--- Start DATA EXCERPTS ---

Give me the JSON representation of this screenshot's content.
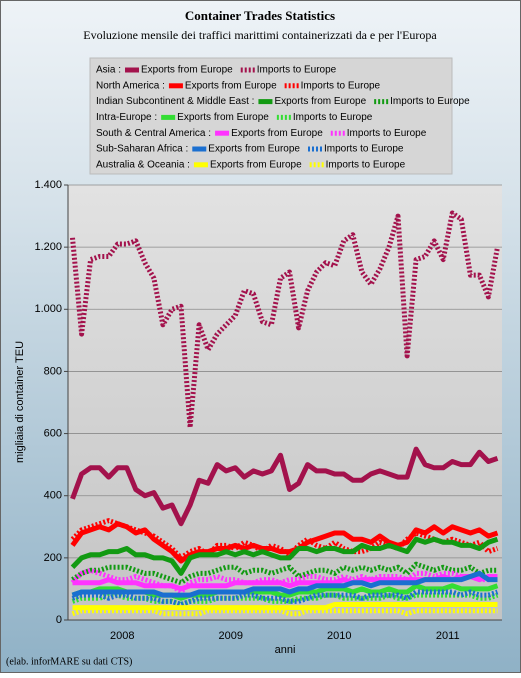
{
  "chart_data": {
    "type": "line",
    "title": "Container Trades Statistics",
    "subtitle": "Evoluzione mensile dei traffici marittimi containerizzati da e per l'Europa",
    "y_label": "migliaia di container TEU",
    "x_label": "anni",
    "source": "(elab. inforMARE su dati CTS)",
    "categories": [
      null,
      null,
      null,
      null,
      null,
      "2008",
      null,
      null,
      null,
      null,
      null,
      null,
      null,
      null,
      null,
      null,
      null,
      "2009",
      null,
      null,
      null,
      null,
      null,
      null,
      null,
      null,
      null,
      null,
      null,
      "2010",
      null,
      null,
      null,
      null,
      null,
      null,
      null,
      null,
      null,
      null,
      null,
      "2011",
      null,
      null,
      null,
      null,
      null,
      null
    ],
    "ylim": [
      0,
      1400
    ],
    "yticks": [
      0,
      200,
      400,
      600,
      800,
      {
        "value": 1000,
        "label": "1.000"
      },
      {
        "value": 1200,
        "label": "1.200"
      },
      {
        "value": 1400,
        "label": "1.400"
      }
    ],
    "grid": true,
    "groups": [
      "Asia :",
      "North America :",
      "Indian Subcontinent & Middle East :",
      "Intra-Europe :",
      "South & Central America :",
      "Sub-Saharan Africa :",
      "Australia & Oceania :"
    ],
    "series": [
      {
        "name": "Exports from Europe",
        "color": "#a3124c",
        "dashed": false,
        "values": [
          390,
          470,
          490,
          490,
          460,
          490,
          490,
          420,
          400,
          410,
          360,
          370,
          310,
          370,
          450,
          440,
          500,
          480,
          490,
          460,
          480,
          470,
          480,
          530,
          420,
          440,
          500,
          480,
          480,
          470,
          470,
          450,
          450,
          470,
          480,
          470,
          460,
          460,
          550,
          500,
          490,
          490,
          510,
          500,
          500,
          540,
          510,
          520
        ]
      },
      {
        "name": "Imports to Europe",
        "color": "#a3124c",
        "dashed": true,
        "values": [
          1230,
          920,
          1160,
          1170,
          1170,
          1210,
          1210,
          1220,
          1150,
          1100,
          950,
          1000,
          1010,
          620,
          950,
          870,
          920,
          950,
          980,
          1060,
          1050,
          960,
          950,
          1100,
          1120,
          940,
          1060,
          1120,
          1150,
          1140,
          1220,
          1240,
          1120,
          1080,
          1130,
          1200,
          1300,
          850,
          1160,
          1170,
          1220,
          1160,
          1310,
          1290,
          1110,
          1110,
          1040,
          1200
        ]
      },
      {
        "name": "Exports from Europe",
        "color": "#ff0000",
        "dashed": false,
        "values": [
          240,
          280,
          290,
          300,
          290,
          310,
          300,
          280,
          290,
          260,
          240,
          220,
          190,
          210,
          220,
          220,
          230,
          230,
          240,
          230,
          240,
          230,
          230,
          220,
          220,
          230,
          250,
          260,
          270,
          280,
          280,
          260,
          260,
          250,
          270,
          250,
          240,
          250,
          290,
          280,
          300,
          280,
          300,
          290,
          280,
          290,
          270,
          280
        ]
      },
      {
        "name": "Imports to Europe",
        "color": "#ff0000",
        "dashed": true,
        "values": [
          260,
          290,
          300,
          310,
          320,
          310,
          300,
          290,
          280,
          270,
          250,
          230,
          200,
          220,
          230,
          210,
          240,
          240,
          230,
          250,
          240,
          220,
          240,
          230,
          210,
          240,
          260,
          240,
          230,
          250,
          230,
          220,
          220,
          230,
          250,
          240,
          230,
          260,
          280,
          270,
          260,
          250,
          260,
          250,
          240,
          250,
          220,
          230
        ]
      },
      {
        "name": "Exports from Europe",
        "color": "#129a12",
        "dashed": false,
        "values": [
          170,
          200,
          210,
          210,
          220,
          220,
          230,
          210,
          210,
          200,
          200,
          190,
          150,
          200,
          210,
          210,
          210,
          220,
          210,
          220,
          210,
          220,
          210,
          200,
          200,
          230,
          230,
          220,
          230,
          230,
          220,
          220,
          240,
          230,
          230,
          240,
          230,
          220,
          260,
          250,
          260,
          250,
          250,
          240,
          240,
          230,
          250,
          260
        ]
      },
      {
        "name": "Imports to Europe",
        "color": "#129a12",
        "dashed": true,
        "values": [
          130,
          150,
          160,
          160,
          170,
          170,
          170,
          160,
          150,
          150,
          140,
          130,
          120,
          140,
          150,
          150,
          160,
          170,
          170,
          150,
          160,
          160,
          150,
          160,
          170,
          140,
          150,
          160,
          160,
          150,
          170,
          160,
          170,
          160,
          170,
          160,
          170,
          150,
          180,
          170,
          160,
          170,
          160,
          160,
          170,
          150,
          160,
          160
        ]
      },
      {
        "name": "Exports from Europe",
        "color": "#33dd33",
        "dashed": false,
        "values": [
          80,
          90,
          90,
          100,
          100,
          100,
          90,
          90,
          90,
          80,
          80,
          80,
          70,
          80,
          80,
          80,
          90,
          90,
          90,
          90,
          90,
          90,
          90,
          80,
          80,
          90,
          90,
          90,
          100,
          100,
          100,
          90,
          100,
          90,
          90,
          100,
          90,
          90,
          110,
          100,
          100,
          100,
          110,
          100,
          100,
          100,
          100,
          110
        ]
      },
      {
        "name": "Imports to Europe",
        "color": "#33dd33",
        "dashed": true,
        "values": [
          60,
          70,
          70,
          70,
          80,
          80,
          70,
          70,
          70,
          60,
          60,
          60,
          50,
          60,
          60,
          60,
          70,
          70,
          70,
          70,
          70,
          70,
          60,
          60,
          60,
          70,
          70,
          70,
          80,
          80,
          70,
          70,
          70,
          70,
          70,
          80,
          70,
          70,
          80,
          80,
          80,
          80,
          80,
          80,
          80,
          70,
          70,
          80
        ]
      },
      {
        "name": "Exports from Europe",
        "color": "#ff33ff",
        "dashed": false,
        "values": [
          120,
          120,
          120,
          120,
          130,
          120,
          120,
          120,
          110,
          110,
          110,
          110,
          100,
          110,
          110,
          110,
          110,
          110,
          120,
          120,
          120,
          120,
          120,
          120,
          110,
          120,
          120,
          120,
          120,
          120,
          130,
          120,
          130,
          130,
          130,
          130,
          130,
          130,
          130,
          130,
          130,
          140,
          130,
          140,
          140,
          130,
          140,
          140
        ]
      },
      {
        "name": "Imports to Europe",
        "color": "#ff33ff",
        "dashed": true,
        "values": [
          120,
          150,
          160,
          150,
          140,
          130,
          130,
          140,
          130,
          120,
          110,
          110,
          90,
          120,
          130,
          130,
          140,
          130,
          130,
          120,
          120,
          130,
          130,
          120,
          130,
          130,
          140,
          140,
          130,
          130,
          140,
          130,
          140,
          130,
          140,
          140,
          140,
          130,
          150,
          150,
          140,
          150,
          150,
          140,
          140,
          130,
          130,
          140
        ]
      },
      {
        "name": "Exports from Europe",
        "color": "#1a6fd0",
        "dashed": false,
        "values": [
          80,
          90,
          90,
          90,
          90,
          90,
          90,
          90,
          90,
          90,
          80,
          80,
          80,
          80,
          90,
          90,
          90,
          90,
          90,
          90,
          100,
          100,
          100,
          100,
          90,
          100,
          100,
          110,
          110,
          110,
          110,
          120,
          120,
          110,
          120,
          120,
          120,
          120,
          120,
          130,
          130,
          130,
          130,
          130,
          140,
          150,
          130,
          130
        ]
      },
      {
        "name": "Imports to Europe",
        "color": "#1a6fd0",
        "dashed": true,
        "values": [
          70,
          80,
          80,
          80,
          70,
          80,
          80,
          70,
          70,
          70,
          60,
          60,
          50,
          60,
          70,
          70,
          70,
          70,
          70,
          80,
          80,
          70,
          70,
          70,
          60,
          60,
          70,
          80,
          80,
          80,
          80,
          80,
          70,
          80,
          80,
          80,
          80,
          70,
          90,
          90,
          90,
          90,
          90,
          80,
          90,
          80,
          80,
          90
        ]
      },
      {
        "name": "Exports from Europe",
        "color": "#ffff00",
        "dashed": false,
        "values": [
          40,
          40,
          40,
          40,
          40,
          40,
          40,
          40,
          40,
          40,
          40,
          40,
          40,
          40,
          40,
          40,
          40,
          40,
          40,
          40,
          40,
          40,
          40,
          40,
          40,
          40,
          40,
          40,
          40,
          50,
          50,
          50,
          50,
          50,
          50,
          50,
          50,
          50,
          50,
          50,
          50,
          50,
          50,
          50,
          50,
          50,
          50,
          50
        ]
      },
      {
        "name": "Imports to Europe",
        "color": "#ffff00",
        "dashed": true,
        "values": [
          20,
          30,
          30,
          30,
          30,
          30,
          30,
          30,
          30,
          30,
          20,
          20,
          20,
          20,
          20,
          30,
          30,
          30,
          30,
          30,
          30,
          30,
          30,
          30,
          20,
          20,
          30,
          30,
          30,
          30,
          30,
          30,
          30,
          30,
          30,
          30,
          30,
          20,
          30,
          30,
          30,
          30,
          30,
          30,
          30,
          30,
          30,
          30
        ]
      }
    ]
  }
}
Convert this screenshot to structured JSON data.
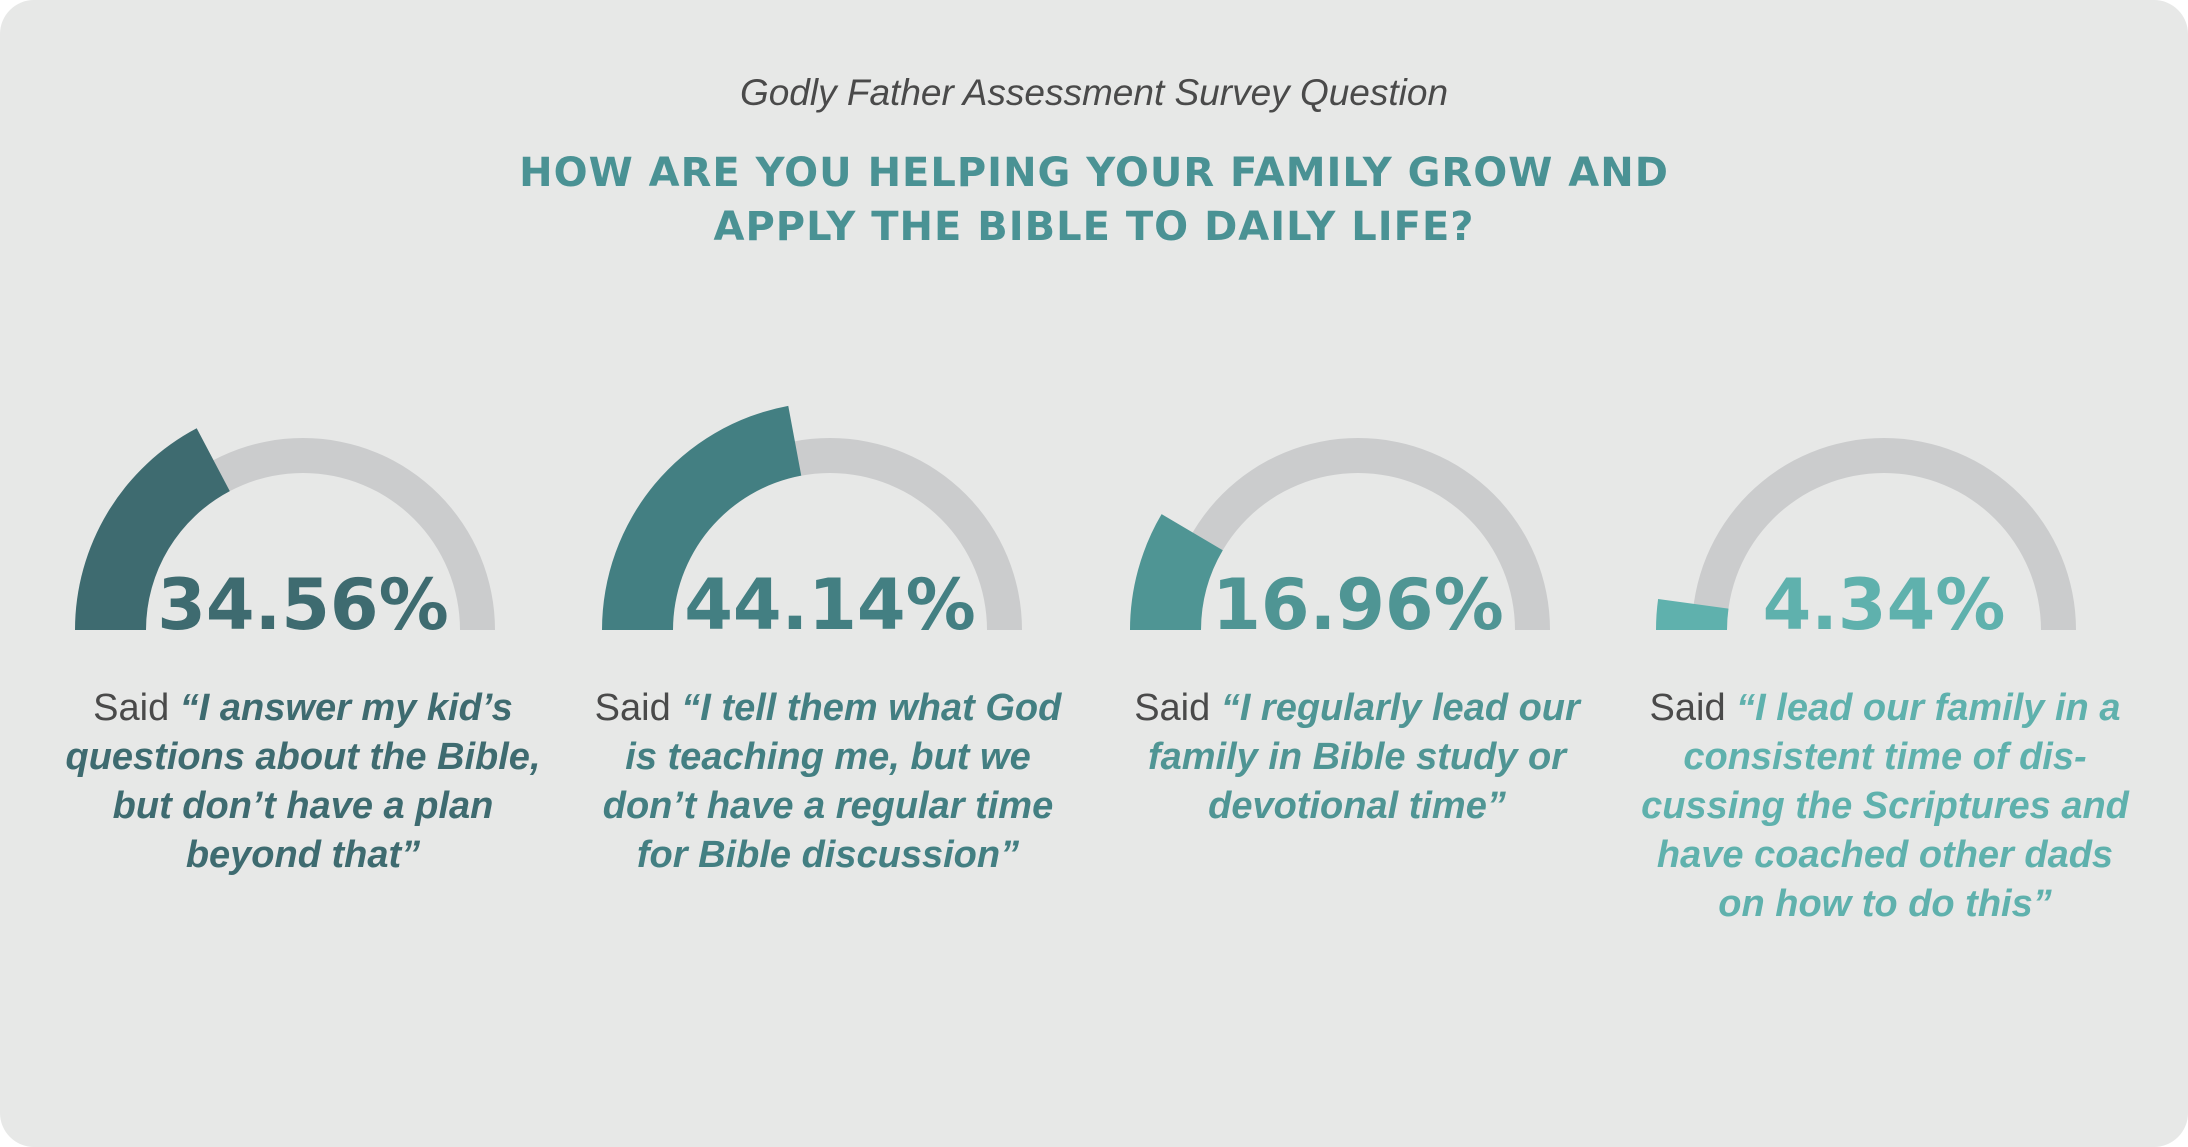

--- End DATA EXCERPTS ---

> [WHAT TO PRODUCE]:
All lines above with "this" in them should be returned.

> [EXERCISE OUTPUT]:
Give me the JSON representation of this screenshot's content.
Convert this screenshot to structured JSON data.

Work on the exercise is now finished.